■ What you need to do ■
1. Decide whether each statement below agrees with the passage on Hemingway's writing habits, answering yes or no and quoting the words of the passage that settle it: (a) Hemingway wrote first thing in the morning and then stopped for the day; (b) the writer of the passage likes writing in cafes; (c) Hemingway was born in Oak Park, Illinois.
2. Swap "interactable" for "clickable" in the entries, starting at the line containing "slideshow-icon[interactable]: ▷ [458,389,462,395]" and ending at the line containing "font-name-input[interactable] [126,31,171,40]", and give only those lines back with nothing else changed.

Let your subconscious do the work

I like how Hemingway would write first thing in the morning and then retire for the day by doing something completely different, like going for a walk and reading. This way, you're allowing your mind to continue working on what you have previously written about:

“It was in that room too that I learned not to think about anything that I was writing from the time I stopped writing until I started again the next day. That way my subconscious would be working on it and at the same time I would be listening to other people and noticing everything, I hoped; learning, I hoped; and I would read so that I would not think about my work and make myself impotent to do it.”

“To keep my mind off writing sometimes after I had worked I would read writers who were writing then, such as Aldous Huxley, D.H. Lawrence or any who had books published that you could get from Sylvia Beach’s library or find along the quais.”


Change where you write

Finally, in the spirit of Hemingway, I will try to write more outside of my home office. I can see how getting out of the house and writing in a quiet place, such as a library or in nature, might be a good idea. Writing in cafes, on the other hand, was never my thing. I want to experiment more and try writing in public places that don't appear to be conducive to creating. I'm curious to see how a change of scenery will affect my writing.

Reading about Ernest Hemingway's stay in Paris piqued my interest in his personal life. I discovered that he was born in Oak Park, Illinois, not far from where I live now. This is a place I definitely want to visit soon.

Region boundary data

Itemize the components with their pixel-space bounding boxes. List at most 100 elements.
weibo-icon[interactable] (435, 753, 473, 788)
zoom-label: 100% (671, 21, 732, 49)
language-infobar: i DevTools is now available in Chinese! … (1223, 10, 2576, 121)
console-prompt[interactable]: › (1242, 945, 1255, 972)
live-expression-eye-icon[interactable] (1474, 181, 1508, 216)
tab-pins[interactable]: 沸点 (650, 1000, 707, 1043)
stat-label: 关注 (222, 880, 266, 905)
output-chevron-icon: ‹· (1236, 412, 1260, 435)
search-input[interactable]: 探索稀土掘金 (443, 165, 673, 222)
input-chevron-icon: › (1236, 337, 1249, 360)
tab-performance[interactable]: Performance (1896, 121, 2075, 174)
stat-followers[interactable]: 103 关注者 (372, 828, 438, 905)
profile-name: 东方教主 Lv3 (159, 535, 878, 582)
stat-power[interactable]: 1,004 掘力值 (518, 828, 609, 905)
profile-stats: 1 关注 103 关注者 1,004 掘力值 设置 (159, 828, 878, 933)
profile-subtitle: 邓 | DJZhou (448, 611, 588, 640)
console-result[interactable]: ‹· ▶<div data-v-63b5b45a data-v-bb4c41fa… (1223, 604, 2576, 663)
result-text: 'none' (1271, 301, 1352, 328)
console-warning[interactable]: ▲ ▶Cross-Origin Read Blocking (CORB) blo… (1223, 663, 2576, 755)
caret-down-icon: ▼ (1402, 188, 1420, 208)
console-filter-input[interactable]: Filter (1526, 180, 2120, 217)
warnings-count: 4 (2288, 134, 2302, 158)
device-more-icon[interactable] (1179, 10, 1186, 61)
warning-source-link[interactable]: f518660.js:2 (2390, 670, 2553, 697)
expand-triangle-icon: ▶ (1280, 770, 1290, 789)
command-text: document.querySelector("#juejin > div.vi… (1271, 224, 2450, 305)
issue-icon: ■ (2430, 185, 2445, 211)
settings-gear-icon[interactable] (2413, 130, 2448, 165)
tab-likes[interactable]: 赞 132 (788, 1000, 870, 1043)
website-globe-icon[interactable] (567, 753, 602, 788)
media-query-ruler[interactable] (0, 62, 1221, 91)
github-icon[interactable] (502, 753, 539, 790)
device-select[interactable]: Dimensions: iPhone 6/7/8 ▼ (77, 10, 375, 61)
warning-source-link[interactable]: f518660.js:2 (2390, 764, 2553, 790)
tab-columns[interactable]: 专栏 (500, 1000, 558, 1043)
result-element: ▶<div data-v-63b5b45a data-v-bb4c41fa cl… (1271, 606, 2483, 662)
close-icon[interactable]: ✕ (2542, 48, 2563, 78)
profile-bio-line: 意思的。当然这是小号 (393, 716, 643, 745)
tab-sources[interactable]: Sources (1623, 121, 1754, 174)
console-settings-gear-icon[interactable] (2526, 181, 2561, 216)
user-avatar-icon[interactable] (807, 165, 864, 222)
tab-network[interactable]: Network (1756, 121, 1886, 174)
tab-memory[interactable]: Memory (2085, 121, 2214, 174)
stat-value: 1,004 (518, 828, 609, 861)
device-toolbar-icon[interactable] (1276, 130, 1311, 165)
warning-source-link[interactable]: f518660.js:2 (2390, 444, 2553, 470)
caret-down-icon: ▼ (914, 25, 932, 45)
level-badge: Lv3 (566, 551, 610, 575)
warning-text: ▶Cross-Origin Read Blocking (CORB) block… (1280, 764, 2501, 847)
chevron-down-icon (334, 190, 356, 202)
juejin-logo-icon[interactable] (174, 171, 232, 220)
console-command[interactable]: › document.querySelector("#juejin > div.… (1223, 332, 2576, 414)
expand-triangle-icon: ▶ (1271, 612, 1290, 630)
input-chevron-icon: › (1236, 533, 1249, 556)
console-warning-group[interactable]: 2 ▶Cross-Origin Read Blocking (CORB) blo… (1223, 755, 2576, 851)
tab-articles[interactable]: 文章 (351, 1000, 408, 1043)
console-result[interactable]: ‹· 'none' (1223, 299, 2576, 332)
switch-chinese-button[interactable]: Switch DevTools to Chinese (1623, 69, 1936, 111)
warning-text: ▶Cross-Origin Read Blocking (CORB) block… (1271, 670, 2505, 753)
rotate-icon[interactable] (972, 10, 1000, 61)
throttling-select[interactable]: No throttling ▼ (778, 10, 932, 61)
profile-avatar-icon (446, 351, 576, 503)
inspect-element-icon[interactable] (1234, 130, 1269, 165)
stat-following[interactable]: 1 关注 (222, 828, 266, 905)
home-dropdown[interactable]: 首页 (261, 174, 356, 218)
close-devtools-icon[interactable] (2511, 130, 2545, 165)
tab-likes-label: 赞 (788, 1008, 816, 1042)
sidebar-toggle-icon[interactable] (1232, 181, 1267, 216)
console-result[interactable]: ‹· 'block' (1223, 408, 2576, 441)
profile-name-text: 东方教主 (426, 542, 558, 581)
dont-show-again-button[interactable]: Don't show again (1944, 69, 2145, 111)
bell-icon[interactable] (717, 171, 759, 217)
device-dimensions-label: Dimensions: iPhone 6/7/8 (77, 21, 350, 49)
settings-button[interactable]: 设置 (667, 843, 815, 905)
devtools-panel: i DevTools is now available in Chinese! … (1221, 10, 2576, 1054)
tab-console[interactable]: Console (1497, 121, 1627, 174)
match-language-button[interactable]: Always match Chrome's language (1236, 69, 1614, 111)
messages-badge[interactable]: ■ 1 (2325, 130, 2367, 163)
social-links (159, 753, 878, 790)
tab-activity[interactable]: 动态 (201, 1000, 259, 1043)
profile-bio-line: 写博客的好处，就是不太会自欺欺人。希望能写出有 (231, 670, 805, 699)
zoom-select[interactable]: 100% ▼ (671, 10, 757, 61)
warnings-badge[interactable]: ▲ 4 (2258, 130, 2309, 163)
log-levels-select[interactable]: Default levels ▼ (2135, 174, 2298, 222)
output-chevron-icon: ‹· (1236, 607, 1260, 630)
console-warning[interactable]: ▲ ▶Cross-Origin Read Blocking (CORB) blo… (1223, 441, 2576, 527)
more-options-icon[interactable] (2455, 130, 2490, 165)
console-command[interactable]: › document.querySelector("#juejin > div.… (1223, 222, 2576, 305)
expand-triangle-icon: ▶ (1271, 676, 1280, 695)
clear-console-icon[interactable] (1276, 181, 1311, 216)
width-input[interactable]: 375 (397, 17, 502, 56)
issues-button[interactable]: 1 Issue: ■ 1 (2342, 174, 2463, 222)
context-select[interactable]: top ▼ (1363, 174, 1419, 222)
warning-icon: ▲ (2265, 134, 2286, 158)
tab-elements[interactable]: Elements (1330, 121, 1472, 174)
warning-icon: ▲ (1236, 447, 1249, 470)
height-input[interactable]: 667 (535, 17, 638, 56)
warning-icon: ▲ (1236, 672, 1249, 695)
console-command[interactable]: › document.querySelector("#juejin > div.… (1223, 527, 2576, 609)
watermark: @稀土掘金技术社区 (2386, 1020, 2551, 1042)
* * *
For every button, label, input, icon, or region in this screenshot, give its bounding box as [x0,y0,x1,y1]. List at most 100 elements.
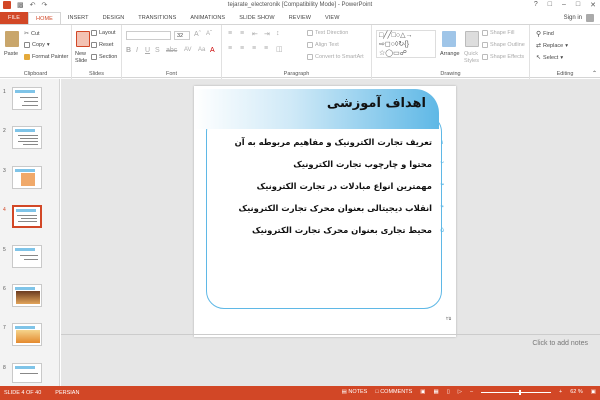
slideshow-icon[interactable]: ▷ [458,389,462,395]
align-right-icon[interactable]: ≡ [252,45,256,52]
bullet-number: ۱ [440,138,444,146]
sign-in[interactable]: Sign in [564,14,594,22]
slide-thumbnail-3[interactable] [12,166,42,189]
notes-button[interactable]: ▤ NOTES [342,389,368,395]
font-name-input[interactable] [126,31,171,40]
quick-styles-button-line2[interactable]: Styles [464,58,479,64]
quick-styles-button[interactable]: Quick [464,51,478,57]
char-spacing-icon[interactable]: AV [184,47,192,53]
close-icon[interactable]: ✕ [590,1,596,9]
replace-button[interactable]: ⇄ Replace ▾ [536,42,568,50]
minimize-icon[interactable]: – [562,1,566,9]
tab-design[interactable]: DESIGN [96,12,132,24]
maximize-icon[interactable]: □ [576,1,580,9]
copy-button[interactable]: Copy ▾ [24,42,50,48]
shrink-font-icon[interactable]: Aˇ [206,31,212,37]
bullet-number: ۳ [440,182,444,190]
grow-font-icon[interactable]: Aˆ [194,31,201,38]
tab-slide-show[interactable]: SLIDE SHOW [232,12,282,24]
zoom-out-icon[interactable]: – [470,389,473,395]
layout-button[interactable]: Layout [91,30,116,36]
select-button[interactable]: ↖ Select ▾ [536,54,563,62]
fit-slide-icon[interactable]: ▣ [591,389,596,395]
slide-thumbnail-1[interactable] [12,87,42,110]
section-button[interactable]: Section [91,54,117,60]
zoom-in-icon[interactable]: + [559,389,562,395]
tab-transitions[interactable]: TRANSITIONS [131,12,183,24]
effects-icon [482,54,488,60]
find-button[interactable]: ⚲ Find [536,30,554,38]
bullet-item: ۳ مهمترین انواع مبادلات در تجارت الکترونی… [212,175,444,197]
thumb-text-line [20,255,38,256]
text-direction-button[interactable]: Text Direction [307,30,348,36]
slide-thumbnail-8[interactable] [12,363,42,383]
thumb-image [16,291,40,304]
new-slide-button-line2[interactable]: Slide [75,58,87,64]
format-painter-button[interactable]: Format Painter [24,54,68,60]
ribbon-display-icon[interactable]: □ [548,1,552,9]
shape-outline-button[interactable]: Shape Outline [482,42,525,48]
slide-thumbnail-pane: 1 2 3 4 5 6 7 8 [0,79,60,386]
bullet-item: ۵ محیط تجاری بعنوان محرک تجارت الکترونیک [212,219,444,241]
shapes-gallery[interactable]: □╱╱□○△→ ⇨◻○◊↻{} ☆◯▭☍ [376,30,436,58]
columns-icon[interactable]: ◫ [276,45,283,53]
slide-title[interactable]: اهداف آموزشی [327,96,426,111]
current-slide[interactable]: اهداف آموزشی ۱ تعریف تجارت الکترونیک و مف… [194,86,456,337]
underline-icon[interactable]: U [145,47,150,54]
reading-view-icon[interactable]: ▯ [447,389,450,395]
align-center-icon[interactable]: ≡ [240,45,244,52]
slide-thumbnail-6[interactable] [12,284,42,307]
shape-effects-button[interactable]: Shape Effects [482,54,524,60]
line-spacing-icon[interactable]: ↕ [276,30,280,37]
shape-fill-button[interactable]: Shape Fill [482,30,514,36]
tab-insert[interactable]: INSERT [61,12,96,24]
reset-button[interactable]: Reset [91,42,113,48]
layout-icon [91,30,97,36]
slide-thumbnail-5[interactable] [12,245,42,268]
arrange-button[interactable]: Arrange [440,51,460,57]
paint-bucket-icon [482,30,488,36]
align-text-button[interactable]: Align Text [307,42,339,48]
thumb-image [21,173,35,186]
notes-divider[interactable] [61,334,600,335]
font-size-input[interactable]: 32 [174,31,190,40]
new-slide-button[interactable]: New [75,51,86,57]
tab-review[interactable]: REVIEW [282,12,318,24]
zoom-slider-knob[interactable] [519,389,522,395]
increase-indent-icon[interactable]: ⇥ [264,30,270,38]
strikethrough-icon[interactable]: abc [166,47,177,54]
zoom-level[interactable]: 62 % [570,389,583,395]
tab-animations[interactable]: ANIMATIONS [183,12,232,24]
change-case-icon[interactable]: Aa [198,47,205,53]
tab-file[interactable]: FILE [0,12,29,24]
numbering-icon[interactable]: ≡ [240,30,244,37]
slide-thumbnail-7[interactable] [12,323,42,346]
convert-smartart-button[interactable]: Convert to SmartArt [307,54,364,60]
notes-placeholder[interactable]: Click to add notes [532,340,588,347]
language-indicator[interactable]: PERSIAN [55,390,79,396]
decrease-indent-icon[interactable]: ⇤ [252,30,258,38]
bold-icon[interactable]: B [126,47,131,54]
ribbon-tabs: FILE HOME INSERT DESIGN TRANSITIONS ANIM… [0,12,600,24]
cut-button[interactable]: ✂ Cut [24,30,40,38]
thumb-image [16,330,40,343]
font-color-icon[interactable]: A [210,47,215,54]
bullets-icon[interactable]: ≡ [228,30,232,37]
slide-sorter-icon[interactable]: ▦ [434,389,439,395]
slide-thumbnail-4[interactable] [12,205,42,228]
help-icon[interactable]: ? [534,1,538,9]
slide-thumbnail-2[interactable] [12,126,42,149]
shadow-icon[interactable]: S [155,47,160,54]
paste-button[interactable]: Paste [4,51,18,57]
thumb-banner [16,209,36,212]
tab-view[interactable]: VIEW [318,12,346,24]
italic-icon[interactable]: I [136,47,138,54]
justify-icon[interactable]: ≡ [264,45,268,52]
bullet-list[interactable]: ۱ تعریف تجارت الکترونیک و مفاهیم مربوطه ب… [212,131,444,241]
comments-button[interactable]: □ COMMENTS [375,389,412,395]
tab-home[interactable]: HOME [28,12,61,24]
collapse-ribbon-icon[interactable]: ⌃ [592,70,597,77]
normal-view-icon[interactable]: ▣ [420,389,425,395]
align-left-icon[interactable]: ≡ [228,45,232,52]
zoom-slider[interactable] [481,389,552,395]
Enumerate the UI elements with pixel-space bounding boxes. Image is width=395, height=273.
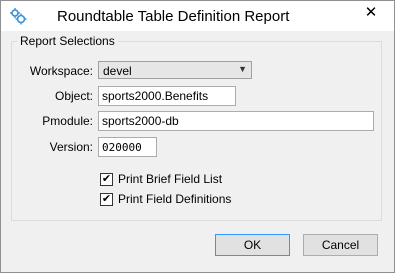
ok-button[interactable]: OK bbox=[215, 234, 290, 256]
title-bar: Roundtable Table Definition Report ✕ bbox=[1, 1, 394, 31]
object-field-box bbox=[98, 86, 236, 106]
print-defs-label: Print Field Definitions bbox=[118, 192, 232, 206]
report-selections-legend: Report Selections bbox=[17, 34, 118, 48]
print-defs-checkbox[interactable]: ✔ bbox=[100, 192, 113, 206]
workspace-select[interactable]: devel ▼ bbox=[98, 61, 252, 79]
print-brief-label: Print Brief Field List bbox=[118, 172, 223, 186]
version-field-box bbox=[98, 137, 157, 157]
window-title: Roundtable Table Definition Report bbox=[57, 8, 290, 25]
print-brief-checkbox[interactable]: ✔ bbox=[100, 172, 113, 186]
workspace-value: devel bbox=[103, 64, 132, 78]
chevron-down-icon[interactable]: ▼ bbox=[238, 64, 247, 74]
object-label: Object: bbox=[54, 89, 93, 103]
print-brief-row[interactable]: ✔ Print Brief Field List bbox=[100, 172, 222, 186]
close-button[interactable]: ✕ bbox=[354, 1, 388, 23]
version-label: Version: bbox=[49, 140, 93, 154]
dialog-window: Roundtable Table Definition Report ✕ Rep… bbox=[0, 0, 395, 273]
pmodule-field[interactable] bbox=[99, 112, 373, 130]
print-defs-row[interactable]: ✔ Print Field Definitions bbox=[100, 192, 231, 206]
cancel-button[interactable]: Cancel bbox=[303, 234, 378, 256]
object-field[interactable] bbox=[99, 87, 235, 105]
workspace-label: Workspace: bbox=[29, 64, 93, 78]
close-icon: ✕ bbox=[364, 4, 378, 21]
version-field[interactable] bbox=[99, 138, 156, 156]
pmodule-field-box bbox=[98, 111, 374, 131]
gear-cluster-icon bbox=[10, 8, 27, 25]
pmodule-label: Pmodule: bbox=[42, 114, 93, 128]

■ The results ■
1.
(a) Yes: "Hemingway would write first thing in the morning and then retire for the day"
(b) No: "Writing in cafes, on the other hand, was never my thing."
(c) Yes: "he was born in Oak Park, Illinois"

2.
slideshow-icon[clickable]: ▷ [458,389,462,395]
align-right-icon[clickable]: ≡ [252,45,256,52]
bullet-number: ۱ [440,138,444,146]
sign-in[clickable]: Sign in [564,14,594,22]
slide-thumbnail-3[clickable] [12,166,42,189]
notes-button[clickable]: ▤ NOTES [342,389,368,395]
font-name-input[clickable] [126,31,171,40]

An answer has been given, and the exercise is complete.